= Task details =
Read the material below and tally how many lines hold the word "менән", giving the number and nothing else.

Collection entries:
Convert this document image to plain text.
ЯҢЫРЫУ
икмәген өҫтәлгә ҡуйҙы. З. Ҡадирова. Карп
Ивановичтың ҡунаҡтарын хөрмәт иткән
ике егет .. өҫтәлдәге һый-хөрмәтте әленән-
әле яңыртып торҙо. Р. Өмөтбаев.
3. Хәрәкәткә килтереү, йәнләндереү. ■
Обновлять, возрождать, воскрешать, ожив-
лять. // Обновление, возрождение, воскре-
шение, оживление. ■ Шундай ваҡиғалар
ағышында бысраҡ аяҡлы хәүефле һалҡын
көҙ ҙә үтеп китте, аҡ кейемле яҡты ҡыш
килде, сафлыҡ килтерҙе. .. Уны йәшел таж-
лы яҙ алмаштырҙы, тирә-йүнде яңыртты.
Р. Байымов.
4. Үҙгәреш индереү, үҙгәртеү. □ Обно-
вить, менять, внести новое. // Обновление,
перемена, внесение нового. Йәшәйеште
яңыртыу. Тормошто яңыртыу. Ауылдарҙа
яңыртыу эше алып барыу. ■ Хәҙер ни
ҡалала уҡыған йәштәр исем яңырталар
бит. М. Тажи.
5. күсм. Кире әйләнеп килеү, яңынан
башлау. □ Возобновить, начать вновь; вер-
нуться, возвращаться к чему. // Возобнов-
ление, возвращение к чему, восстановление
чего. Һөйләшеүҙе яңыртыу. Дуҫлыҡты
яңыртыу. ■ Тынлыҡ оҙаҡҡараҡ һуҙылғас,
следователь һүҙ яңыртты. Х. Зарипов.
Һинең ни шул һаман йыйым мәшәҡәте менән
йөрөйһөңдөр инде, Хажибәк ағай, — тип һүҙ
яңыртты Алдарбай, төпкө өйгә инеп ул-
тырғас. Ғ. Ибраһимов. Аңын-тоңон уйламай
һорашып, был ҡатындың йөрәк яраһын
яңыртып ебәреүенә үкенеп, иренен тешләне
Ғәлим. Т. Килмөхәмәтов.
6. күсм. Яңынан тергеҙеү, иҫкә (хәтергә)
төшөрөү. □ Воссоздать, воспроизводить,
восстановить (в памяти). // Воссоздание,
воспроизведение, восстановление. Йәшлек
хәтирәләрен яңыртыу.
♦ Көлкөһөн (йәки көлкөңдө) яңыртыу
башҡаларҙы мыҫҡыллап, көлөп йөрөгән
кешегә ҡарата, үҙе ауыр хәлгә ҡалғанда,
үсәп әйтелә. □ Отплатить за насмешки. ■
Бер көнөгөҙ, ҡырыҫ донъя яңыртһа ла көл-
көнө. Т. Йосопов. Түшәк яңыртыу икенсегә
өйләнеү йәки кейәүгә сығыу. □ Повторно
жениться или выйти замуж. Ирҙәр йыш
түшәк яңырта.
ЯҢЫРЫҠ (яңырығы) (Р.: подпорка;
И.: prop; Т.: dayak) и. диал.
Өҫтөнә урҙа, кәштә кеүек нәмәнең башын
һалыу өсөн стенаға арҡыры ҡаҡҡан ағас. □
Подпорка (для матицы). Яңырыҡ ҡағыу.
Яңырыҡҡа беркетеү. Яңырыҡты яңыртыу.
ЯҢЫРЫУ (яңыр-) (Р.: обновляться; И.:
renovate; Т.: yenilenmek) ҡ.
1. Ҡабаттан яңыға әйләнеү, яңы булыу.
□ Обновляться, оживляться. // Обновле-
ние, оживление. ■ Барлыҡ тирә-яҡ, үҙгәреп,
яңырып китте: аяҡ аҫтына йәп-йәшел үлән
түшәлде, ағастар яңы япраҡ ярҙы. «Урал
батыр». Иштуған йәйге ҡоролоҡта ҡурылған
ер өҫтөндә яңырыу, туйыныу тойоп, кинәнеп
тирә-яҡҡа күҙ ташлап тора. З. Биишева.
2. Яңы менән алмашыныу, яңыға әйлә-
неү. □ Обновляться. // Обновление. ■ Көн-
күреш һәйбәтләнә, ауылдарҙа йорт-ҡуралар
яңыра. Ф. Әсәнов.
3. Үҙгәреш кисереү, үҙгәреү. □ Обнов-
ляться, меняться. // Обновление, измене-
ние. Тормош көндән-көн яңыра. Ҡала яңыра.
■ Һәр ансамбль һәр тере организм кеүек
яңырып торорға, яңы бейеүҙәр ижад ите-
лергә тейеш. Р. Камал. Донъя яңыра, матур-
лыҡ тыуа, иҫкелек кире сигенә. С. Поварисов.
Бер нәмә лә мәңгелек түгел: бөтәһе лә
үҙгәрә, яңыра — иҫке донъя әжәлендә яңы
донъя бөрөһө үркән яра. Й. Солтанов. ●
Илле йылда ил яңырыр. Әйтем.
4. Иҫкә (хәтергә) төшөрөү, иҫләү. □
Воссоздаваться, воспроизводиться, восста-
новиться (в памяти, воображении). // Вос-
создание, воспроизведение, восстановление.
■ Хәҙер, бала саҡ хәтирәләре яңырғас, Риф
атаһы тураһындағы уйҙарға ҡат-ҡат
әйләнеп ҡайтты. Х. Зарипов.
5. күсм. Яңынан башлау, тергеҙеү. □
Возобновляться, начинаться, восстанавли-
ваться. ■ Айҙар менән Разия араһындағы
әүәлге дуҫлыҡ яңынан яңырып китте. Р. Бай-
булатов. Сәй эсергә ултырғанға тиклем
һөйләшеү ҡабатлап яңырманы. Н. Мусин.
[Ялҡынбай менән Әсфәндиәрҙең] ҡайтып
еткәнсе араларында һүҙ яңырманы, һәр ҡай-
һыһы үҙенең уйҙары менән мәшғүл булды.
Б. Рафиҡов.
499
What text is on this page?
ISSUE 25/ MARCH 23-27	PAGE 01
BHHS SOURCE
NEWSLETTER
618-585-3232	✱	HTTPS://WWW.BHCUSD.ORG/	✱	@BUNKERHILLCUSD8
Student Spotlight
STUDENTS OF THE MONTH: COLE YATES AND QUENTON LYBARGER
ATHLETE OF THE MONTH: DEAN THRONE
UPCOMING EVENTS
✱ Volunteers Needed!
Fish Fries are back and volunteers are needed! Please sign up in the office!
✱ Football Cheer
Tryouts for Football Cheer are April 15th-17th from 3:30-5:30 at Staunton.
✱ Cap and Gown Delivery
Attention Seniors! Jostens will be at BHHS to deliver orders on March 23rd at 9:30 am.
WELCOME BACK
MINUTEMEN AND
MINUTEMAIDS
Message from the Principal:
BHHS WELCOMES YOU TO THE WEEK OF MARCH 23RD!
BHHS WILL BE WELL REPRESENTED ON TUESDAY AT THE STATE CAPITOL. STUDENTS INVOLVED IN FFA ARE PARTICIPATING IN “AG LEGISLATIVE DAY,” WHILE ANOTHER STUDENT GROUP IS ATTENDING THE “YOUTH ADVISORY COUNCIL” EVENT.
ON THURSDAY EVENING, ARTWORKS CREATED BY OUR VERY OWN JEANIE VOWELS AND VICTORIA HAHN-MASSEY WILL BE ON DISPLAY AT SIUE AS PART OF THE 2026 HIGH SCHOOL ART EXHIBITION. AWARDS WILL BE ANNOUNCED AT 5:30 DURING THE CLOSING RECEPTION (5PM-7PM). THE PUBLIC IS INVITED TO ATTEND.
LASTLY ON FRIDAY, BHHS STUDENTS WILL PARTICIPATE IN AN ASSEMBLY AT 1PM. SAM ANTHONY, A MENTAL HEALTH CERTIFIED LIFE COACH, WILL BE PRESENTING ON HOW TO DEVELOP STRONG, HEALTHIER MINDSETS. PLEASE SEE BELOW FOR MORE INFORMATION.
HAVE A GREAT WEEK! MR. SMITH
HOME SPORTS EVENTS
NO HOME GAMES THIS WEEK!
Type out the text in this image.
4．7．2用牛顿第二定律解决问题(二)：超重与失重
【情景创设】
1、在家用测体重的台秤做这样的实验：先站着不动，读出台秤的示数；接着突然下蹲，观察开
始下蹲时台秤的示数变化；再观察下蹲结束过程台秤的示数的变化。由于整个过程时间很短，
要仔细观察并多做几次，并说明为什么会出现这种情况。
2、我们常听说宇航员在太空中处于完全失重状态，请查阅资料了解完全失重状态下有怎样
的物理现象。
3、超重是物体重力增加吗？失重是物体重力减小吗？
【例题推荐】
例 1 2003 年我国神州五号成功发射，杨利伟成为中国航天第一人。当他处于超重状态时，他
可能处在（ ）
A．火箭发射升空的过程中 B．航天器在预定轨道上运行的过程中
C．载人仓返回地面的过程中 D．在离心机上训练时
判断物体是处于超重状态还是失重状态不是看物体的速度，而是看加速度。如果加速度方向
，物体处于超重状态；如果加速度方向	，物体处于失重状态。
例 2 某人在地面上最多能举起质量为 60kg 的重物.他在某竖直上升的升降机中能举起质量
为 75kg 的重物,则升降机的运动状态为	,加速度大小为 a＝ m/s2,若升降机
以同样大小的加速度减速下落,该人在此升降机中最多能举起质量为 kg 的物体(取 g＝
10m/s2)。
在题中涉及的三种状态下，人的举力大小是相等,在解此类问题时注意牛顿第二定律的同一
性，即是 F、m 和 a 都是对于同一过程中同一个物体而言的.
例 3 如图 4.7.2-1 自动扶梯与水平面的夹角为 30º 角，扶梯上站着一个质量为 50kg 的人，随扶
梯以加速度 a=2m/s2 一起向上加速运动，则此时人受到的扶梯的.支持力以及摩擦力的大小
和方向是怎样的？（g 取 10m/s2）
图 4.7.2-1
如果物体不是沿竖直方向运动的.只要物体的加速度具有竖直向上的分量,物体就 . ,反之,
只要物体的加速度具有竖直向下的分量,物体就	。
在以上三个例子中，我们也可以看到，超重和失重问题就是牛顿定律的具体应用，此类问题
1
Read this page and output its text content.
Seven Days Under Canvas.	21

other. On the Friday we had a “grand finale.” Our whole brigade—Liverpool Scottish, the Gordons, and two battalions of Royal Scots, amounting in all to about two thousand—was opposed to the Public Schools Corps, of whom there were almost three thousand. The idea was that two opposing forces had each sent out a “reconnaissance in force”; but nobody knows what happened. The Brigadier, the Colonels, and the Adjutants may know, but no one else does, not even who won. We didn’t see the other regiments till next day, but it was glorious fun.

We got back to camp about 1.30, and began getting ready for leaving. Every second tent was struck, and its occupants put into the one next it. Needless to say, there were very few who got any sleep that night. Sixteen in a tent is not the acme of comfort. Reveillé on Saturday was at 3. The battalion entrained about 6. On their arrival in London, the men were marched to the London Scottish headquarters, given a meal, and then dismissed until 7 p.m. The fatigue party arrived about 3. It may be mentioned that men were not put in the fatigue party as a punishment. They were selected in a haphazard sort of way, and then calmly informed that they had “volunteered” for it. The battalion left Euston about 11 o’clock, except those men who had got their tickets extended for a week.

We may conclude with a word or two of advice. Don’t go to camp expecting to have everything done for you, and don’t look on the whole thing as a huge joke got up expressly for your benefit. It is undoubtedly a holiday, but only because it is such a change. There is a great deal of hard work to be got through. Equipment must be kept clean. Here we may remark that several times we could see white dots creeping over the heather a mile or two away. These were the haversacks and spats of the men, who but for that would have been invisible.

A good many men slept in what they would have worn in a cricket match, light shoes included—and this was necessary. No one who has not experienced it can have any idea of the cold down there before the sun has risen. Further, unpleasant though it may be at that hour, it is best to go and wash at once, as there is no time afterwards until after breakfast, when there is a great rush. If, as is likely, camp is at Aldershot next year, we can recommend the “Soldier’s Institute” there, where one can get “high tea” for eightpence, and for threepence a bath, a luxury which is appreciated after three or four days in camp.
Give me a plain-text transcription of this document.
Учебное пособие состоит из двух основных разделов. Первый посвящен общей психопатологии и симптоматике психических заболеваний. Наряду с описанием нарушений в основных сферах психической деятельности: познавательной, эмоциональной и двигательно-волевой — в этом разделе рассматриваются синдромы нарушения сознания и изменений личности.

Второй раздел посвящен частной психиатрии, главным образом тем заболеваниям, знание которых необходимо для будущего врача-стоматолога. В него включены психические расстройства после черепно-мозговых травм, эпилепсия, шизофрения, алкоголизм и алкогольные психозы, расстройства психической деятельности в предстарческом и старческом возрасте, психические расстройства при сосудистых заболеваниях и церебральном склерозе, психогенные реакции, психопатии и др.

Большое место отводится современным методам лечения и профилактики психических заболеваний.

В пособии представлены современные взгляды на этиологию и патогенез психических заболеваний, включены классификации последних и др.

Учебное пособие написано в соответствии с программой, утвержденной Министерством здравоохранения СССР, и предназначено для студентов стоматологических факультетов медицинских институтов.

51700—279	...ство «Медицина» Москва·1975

= Result =
5